─── Dataset ───

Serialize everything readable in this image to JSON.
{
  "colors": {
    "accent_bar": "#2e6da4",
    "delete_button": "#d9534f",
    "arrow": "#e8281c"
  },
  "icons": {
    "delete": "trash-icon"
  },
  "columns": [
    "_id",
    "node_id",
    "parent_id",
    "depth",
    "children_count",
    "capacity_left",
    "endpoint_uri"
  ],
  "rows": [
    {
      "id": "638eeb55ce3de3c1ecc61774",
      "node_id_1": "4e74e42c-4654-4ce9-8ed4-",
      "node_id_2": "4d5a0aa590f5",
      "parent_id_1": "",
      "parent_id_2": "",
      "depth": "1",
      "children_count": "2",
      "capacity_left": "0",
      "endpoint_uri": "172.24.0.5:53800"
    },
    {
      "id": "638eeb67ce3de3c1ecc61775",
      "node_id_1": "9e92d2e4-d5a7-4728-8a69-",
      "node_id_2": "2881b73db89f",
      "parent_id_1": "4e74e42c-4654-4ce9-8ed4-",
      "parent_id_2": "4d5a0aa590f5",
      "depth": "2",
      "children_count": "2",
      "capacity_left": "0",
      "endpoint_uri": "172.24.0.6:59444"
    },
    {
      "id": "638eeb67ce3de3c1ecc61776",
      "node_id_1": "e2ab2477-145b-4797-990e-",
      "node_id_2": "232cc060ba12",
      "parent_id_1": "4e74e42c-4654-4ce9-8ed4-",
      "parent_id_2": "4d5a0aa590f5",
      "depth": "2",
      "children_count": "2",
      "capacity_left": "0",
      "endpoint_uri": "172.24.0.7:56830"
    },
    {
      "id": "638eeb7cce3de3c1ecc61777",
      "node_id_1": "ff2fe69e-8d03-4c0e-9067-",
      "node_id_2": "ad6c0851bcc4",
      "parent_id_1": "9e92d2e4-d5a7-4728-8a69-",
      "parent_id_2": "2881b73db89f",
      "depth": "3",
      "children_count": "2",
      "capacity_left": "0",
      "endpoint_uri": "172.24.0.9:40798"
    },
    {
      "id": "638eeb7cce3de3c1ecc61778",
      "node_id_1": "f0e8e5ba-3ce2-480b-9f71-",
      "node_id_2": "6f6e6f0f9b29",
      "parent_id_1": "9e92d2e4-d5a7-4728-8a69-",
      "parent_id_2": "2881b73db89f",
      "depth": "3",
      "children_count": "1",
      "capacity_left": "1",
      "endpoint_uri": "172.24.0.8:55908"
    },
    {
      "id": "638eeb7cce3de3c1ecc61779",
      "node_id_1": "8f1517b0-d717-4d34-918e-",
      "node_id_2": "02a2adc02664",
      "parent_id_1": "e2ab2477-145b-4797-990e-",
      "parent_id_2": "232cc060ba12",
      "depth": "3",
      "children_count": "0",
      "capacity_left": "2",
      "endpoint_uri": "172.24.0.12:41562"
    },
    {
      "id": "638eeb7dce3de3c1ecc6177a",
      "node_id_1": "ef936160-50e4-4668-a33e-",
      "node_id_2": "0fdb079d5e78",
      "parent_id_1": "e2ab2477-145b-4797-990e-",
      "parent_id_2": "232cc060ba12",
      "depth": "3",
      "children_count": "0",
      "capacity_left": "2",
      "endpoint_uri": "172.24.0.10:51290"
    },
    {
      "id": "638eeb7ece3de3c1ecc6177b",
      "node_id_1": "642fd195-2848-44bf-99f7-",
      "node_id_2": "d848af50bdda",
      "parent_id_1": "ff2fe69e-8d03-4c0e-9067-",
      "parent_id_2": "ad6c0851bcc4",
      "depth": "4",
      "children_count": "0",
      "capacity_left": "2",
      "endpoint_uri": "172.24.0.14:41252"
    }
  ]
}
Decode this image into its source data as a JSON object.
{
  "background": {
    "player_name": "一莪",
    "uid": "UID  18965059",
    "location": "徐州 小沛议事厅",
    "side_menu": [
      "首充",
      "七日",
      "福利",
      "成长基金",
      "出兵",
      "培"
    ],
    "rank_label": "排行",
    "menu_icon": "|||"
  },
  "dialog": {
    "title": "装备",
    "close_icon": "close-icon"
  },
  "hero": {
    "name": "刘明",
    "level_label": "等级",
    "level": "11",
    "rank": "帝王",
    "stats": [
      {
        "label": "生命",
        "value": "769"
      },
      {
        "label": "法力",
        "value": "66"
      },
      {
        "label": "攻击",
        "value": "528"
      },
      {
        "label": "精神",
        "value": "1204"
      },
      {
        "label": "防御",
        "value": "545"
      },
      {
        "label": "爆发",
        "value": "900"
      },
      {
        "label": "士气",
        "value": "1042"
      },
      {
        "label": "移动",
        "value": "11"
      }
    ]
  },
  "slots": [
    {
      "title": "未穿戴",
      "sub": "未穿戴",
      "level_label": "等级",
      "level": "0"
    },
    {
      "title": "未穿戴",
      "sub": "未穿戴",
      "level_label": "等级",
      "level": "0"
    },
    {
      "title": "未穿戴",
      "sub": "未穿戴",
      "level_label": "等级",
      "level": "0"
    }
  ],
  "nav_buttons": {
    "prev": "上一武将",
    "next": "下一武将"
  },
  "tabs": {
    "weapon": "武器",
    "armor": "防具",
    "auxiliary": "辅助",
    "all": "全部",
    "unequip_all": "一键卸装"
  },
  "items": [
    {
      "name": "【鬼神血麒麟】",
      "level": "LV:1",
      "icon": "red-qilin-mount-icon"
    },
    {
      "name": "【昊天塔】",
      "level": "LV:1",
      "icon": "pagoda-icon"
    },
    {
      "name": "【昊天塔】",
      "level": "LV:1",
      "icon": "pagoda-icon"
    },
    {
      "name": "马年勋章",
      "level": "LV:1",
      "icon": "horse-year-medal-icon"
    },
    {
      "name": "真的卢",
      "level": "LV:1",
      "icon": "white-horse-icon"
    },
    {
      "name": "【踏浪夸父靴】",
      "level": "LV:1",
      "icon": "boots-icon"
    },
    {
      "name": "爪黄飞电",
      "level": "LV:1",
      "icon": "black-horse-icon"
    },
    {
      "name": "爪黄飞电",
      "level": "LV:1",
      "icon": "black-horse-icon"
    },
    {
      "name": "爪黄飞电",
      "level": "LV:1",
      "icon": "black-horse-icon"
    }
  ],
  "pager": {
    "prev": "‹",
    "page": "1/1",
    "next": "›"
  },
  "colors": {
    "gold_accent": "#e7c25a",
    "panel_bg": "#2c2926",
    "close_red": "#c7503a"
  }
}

───

Copy out all of the data exactly, leaving nothing out.

Serialize everything readable in this image to JSON.
{
  "colors": {
    "accent_bar": "#2e6da4",
    "delete_button": "#d9534f",
    "arrow": "#e8281c"
  },
  "icons": {
    "delete": "trash-icon"
  },
  "columns": [
    "_id",
    "node_id",
    "parent_id",
    "depth",
    "children_count",
    "capacity_left",
    "endpoint_uri"
  ],
  "rows": [
    {
      "id": "638eeb55ce3de3c1ecc61774",
      "node_id_1": "4e74e42c-4654-4ce9-8ed4-",
      "node_id_2": "4d5a0aa590f5",
      "parent_id_1": "",
      "parent_id_2": "",
      "depth": "1",
      "children_count": "2",
      "capacity_left": "0",
      "endpoint_uri": "172.24.0.5:53800"
    },
    {
      "id": "638eeb67ce3de3c1ecc61775",
      "node_id_1": "9e92d2e4-d5a7-4728-8a69-",
      "node_id_2": "2881b73db89f",
      "parent_id_1": "4e74e42c-4654-4ce9-8ed4-",
      "parent_id_2": "4d5a0aa590f5",
      "depth": "2",
      "children_count": "2",
      "capacity_left": "0",
      "endpoint_uri": "172.24.0.6:59444"
    },
    {
      "id": "638eeb67ce3de3c1ecc61776",
      "node_id_1": "e2ab2477-145b-4797-990e-",
      "node_id_2": "232cc060ba12",
      "parent_id_1": "4e74e42c-4654-4ce9-8ed4-",
      "parent_id_2": "4d5a0aa590f5",
      "depth": "2",
      "children_count": "2",
      "capacity_left": "0",
      "endpoint_uri": "172.24.0.7:56830"
    },
    {
      "id": "638eeb7cce3de3c1ecc61777",
      "node_id_1": "ff2fe69e-8d03-4c0e-9067-",
      "node_id_2": "ad6c0851bcc4",
      "parent_id_1": "9e92d2e4-d5a7-4728-8a69-",
      "parent_id_2": "2881b73db89f",
      "depth": "3",
      "children_count": "2",
      "capacity_left": "0",
      "endpoint_uri": "172.24.0.9:40798"
    },
    {
      "id": "638eeb7cce3de3c1ecc61778",
      "node_id_1": "f0e8e5ba-3ce2-480b-9f71-",
      "node_id_2": "6f6e6f0f9b29",
      "parent_id_1": "9e92d2e4-d5a7-4728-8a69-",
      "parent_id_2": "2881b73db89f",
      "depth": "3",
      "children_count": "1",
      "capacity_left": "1",
      "endpoint_uri": "172.24.0.8:55908"
    },
    {
      "id": "638eeb7cce3de3c1ecc61779",
      "node_id_1": "8f1517b0-d717-4d34-918e-",
      "node_id_2": "02a2adc02664",
      "parent_id_1": "e2ab2477-145b-4797-990e-",
      "parent_id_2": "232cc060ba12",
      "depth": "3",
      "children_count": "0",
      "capacity_left": "2",
      "endpoint_uri": "172.24.0.12:41562"
    },
    {
      "id": "638eeb7dce3de3c1ecc6177a",
      "node_id_1": "ef936160-50e4-4668-a33e-",
      "node_id_2": "0fdb079d5e78",
      "parent_id_1": "e2ab2477-145b-4797-990e-",
      "parent_id_2": "232cc060ba12",
      "depth": "3",
      "children_count": "0",
      "capacity_left": "2",
      "endpoint_uri": "172.24.0.10:51290"
    },
    {
      "id": "638eeb7ece3de3c1ecc6177b",
      "node_id_1": "642fd195-2848-44bf-99f7-",
      "node_id_2": "d848af50bdda",
      "parent_id_1": "ff2fe69e-8d03-4c0e-9067-",
      "parent_id_2": "ad6c0851bcc4",
      "depth": "4",
      "children_count": "0",
      "capacity_left": "2",
      "endpoint_uri": "172.24.0.14:41252"
    }
  ]
}
Decode this image into its source data as a JSON object.
{
  "background": {
    "player_name": "一莪",
    "uid": "UID  18965059",
    "location": "徐州 小沛议事厅",
    "side_menu": [
      "首充",
      "七日",
      "福利",
      "成长基金",
      "出兵",
      "培"
    ],
    "rank_label": "排行",
    "menu_icon": "|||"
  },
  "dialog": {
    "title": "装备",
    "close_icon": "close-icon"
  },
  "hero": {
    "name": "刘明",
    "level_label": "等级",
    "level": "11",
    "rank": "帝王",
    "stats": [
      {
        "label": "生命",
        "value": "769"
      },
      {
        "label": "法力",
        "value": "66"
      },
      {
        "label": "攻击",
        "value": "528"
      },
      {
        "label": "精神",
        "value": "1204"
      },
      {
        "label": "防御",
        "value": "545"
      },
      {
        "label": "爆发",
        "value": "900"
      },
      {
        "label": "士气",
        "value": "1042"
      },
      {
        "label": "移动",
        "value": "11"
      }
    ]
  },
  "slots": [
    {
      "title": "未穿戴",
      "sub": "未穿戴",
      "level_label": "等级",
      "level": "0"
    },
    {
      "title": "未穿戴",
      "sub": "未穿戴",
      "level_label": "等级",
      "level": "0"
    },
    {
      "title": "未穿戴",
      "sub": "未穿戴",
      "level_label": "等级",
      "level": "0"
    }
  ],
  "nav_buttons": {
    "prev": "上一武将",
    "next": "下一武将"
  },
  "tabs": {
    "weapon": "武器",
    "armor": "防具",
    "auxiliary": "辅助",
    "all": "全部",
    "unequip_all": "一键卸装"
  },
  "items": [
    {
      "name": "【鬼神血麒麟】",
      "level": "LV:1",
      "icon": "red-qilin-mount-icon"
    },
    {
      "name": "【昊天塔】",
      "level": "LV:1",
      "icon": "pagoda-icon"
    },
    {
      "name": "【昊天塔】",
      "level": "LV:1",
      "icon": "pagoda-icon"
    },
    {
      "name": "马年勋章",
      "level": "LV:1",
      "icon": "horse-year-medal-icon"
    },
    {
      "name": "真的卢",
      "level": "LV:1",
      "icon": "white-horse-icon"
    },
    {
      "name": "【踏浪夸父靴】",
      "level": "LV:1",
      "icon": "boots-icon"
    },
    {
      "name": "爪黄飞电",
      "level": "LV:1",
      "icon": "black-horse-icon"
    },
    {
      "name": "爪黄飞电",
      "level": "LV:1",
      "icon": "black-horse-icon"
    },
    {
      "name": "爪黄飞电",
      "level": "LV:1",
      "icon": "black-horse-icon"
    }
  ],
  "pager": {
    "prev": "‹",
    "page": "1/1",
    "next": "›"
  },
  "colors": {
    "gold_accent": "#e7c25a",
    "panel_bg": "#2c2926",
    "close_red": "#c7503a"
  }
}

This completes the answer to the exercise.